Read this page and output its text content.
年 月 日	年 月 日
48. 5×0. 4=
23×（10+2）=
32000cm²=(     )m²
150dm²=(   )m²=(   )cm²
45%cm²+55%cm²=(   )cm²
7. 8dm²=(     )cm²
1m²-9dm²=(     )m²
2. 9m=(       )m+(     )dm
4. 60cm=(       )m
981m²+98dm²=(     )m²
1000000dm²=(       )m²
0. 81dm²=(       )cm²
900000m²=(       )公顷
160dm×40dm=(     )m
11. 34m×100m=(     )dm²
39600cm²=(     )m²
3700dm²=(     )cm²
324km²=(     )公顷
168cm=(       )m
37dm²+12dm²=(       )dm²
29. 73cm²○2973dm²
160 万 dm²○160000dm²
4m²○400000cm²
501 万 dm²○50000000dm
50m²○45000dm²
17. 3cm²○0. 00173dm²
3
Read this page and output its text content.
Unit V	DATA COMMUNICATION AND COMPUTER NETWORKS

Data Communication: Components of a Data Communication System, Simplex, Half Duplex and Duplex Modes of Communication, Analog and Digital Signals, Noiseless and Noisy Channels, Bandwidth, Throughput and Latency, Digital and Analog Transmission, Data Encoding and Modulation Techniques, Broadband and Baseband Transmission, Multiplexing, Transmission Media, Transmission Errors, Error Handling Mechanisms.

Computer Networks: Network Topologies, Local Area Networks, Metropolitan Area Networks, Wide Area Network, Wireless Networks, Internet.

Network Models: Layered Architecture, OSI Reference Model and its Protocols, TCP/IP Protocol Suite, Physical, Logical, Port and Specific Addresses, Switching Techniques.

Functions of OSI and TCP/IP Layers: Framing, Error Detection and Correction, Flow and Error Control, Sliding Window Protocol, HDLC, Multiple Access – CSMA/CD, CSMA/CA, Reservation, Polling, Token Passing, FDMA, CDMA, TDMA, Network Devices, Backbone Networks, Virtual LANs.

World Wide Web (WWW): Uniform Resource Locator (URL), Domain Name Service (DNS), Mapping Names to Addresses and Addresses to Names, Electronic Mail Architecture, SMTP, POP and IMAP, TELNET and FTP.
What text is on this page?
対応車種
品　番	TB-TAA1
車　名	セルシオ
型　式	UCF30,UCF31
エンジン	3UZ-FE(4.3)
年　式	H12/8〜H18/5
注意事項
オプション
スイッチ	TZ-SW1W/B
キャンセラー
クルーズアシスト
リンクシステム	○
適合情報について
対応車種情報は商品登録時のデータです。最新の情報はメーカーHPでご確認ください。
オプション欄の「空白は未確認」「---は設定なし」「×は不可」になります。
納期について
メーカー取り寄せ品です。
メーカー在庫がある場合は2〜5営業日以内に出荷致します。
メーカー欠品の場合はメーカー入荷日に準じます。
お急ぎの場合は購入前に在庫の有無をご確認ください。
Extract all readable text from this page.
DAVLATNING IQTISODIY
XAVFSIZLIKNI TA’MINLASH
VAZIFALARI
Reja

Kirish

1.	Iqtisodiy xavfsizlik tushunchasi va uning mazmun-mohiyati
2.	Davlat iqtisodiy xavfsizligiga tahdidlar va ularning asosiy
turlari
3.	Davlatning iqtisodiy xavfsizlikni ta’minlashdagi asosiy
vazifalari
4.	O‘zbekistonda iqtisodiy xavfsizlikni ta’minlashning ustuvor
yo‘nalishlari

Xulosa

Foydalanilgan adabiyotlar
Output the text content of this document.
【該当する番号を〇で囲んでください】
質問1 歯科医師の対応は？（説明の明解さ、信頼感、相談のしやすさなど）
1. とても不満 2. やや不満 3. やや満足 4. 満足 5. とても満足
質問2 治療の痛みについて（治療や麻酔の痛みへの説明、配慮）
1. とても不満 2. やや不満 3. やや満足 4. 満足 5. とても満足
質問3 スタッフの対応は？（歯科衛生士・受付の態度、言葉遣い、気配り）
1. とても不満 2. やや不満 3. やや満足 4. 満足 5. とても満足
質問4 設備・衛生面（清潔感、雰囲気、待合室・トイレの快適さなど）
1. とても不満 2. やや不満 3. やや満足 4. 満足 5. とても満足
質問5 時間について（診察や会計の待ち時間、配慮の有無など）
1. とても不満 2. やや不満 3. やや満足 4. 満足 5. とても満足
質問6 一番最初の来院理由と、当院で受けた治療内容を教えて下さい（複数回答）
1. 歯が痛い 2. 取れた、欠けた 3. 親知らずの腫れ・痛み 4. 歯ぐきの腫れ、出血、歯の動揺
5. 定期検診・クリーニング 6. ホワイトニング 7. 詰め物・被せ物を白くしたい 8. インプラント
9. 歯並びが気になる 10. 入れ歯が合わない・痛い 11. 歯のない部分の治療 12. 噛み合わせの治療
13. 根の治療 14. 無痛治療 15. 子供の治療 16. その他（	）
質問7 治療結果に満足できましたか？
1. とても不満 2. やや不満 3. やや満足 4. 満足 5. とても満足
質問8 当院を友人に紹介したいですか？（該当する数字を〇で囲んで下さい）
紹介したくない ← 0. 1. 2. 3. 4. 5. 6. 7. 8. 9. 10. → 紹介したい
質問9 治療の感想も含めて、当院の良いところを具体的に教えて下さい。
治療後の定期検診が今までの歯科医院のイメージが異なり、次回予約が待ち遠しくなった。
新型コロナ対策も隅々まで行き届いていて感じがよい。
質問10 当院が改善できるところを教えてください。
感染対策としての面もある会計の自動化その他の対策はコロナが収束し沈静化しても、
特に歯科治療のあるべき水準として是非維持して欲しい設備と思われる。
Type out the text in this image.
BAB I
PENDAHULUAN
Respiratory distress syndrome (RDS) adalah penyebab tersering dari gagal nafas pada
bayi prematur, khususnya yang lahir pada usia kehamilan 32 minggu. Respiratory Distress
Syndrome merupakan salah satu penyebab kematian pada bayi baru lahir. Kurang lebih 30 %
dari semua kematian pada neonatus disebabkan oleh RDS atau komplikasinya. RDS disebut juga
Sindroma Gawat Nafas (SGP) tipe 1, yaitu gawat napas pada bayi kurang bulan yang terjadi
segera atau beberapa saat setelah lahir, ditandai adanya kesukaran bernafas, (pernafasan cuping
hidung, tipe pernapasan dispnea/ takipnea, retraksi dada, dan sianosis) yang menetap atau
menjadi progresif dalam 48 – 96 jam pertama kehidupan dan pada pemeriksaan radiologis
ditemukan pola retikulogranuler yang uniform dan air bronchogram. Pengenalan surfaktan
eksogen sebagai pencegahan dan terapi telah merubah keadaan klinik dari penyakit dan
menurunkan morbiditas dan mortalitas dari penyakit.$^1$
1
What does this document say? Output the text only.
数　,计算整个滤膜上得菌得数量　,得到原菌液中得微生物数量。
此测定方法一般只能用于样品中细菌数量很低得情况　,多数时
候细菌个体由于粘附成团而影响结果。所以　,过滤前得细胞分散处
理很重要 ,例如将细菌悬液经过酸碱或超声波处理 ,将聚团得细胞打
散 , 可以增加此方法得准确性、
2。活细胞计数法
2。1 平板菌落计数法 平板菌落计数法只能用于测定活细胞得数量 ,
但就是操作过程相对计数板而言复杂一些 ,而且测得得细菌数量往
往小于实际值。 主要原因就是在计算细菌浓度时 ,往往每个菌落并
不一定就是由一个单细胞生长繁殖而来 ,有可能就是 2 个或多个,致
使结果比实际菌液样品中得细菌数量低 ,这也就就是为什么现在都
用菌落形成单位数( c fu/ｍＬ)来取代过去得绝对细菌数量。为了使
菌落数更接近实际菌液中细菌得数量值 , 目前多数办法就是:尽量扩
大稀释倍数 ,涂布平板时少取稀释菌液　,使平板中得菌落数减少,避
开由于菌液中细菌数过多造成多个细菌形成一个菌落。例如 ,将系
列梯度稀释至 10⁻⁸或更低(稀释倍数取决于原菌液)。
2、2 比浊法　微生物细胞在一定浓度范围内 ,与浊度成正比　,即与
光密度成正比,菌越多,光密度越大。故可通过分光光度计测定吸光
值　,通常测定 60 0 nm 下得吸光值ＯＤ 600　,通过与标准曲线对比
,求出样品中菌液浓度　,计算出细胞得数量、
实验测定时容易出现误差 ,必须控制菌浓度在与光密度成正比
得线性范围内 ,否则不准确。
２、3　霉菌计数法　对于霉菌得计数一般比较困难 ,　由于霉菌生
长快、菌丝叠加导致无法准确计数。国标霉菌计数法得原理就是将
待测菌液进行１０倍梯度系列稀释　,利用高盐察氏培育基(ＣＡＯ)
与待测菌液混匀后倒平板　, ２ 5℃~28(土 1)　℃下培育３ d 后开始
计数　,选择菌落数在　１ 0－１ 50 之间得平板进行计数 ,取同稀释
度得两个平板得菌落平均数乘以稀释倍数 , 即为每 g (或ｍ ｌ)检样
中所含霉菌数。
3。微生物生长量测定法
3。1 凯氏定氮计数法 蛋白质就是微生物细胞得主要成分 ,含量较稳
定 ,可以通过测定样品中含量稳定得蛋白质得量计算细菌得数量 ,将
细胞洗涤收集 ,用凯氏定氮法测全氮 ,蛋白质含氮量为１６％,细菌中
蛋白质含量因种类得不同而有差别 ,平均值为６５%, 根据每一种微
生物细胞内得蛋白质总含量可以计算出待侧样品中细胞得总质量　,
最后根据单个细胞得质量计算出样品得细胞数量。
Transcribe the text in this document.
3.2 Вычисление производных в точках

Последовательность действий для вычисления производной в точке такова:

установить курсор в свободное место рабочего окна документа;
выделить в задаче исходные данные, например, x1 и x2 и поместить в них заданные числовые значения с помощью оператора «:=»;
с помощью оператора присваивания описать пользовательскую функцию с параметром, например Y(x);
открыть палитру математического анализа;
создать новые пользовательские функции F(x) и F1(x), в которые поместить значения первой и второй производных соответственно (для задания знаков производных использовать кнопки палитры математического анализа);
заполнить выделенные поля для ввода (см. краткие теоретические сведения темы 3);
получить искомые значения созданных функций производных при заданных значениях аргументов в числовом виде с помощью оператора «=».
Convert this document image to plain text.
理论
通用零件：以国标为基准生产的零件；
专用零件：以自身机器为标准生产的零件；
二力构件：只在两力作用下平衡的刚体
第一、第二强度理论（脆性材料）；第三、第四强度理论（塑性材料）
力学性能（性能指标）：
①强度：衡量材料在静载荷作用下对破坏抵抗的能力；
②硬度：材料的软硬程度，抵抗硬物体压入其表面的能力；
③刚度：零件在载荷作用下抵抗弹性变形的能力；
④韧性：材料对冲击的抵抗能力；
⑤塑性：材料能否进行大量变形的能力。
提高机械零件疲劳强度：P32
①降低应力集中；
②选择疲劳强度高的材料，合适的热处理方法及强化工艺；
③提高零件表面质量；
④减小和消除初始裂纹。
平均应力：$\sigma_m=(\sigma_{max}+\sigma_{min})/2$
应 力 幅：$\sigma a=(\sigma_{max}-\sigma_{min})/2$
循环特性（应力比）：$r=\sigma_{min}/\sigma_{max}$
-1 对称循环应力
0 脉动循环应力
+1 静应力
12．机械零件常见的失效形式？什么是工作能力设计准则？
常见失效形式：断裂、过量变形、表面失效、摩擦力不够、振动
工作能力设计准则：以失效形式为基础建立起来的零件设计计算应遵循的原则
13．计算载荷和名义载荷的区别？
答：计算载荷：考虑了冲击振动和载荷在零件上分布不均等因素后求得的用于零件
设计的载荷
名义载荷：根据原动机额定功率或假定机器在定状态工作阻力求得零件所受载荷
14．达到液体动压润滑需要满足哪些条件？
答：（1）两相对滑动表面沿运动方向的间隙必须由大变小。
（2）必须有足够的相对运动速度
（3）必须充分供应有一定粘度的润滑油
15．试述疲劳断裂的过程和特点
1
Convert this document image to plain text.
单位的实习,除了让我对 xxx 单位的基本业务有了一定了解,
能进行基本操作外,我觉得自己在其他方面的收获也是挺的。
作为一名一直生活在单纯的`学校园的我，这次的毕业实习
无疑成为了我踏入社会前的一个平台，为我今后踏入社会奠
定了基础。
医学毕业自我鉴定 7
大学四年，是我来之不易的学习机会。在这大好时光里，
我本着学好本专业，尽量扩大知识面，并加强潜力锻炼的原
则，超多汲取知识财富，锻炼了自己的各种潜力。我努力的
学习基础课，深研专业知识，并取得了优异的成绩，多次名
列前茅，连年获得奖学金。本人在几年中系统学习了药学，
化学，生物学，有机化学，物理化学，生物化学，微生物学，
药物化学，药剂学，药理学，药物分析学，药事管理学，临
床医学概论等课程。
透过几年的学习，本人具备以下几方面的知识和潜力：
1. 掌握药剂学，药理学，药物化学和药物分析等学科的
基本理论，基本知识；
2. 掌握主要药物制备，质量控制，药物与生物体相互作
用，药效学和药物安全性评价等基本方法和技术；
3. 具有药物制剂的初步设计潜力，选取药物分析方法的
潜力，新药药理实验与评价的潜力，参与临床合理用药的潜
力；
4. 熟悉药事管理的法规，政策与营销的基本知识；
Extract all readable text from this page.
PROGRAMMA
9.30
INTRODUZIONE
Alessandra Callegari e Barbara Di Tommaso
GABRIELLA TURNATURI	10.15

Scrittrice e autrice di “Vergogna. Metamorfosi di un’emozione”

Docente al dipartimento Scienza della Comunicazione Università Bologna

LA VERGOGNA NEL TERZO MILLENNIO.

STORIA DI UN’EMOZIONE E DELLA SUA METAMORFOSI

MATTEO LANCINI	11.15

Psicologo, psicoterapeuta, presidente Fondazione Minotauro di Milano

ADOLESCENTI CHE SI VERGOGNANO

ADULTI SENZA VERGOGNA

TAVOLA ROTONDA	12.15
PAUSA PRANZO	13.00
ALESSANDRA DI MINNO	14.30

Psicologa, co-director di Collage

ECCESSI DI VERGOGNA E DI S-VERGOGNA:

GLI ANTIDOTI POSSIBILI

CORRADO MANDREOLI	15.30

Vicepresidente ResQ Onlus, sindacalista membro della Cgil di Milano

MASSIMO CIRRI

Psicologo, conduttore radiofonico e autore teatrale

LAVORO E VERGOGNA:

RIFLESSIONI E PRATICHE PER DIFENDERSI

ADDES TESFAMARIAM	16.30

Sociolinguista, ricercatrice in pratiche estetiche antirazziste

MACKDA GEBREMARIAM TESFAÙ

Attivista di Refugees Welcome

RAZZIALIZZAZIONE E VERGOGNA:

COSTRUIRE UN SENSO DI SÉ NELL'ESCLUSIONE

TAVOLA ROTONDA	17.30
....
=== Task description ===
Look through the material above. Copy each line where the word "Techniques" appears.

=== Response for this exercise ===
Data Communication: Components of a Data Communication System, Simplex, Half Duplex and Duplex Modes of Communication, Analog and Digital Signals, Noiseless and Noisy Channels, Bandwidth, Throughput and Latency, Digital and Analog Transmission, Data Encoding and Modulation Techniques, Broadband and Baseband Transmission, Multiplexing, Transmission Media, Transmission Errors, Error Handling Mechanisms.
Network Models: Layered Architecture, OSI Reference Model and its Protocols, TCP/IP Protocol Suite, Physical, Logical, Port and Specific Addresses, Switching Techniques.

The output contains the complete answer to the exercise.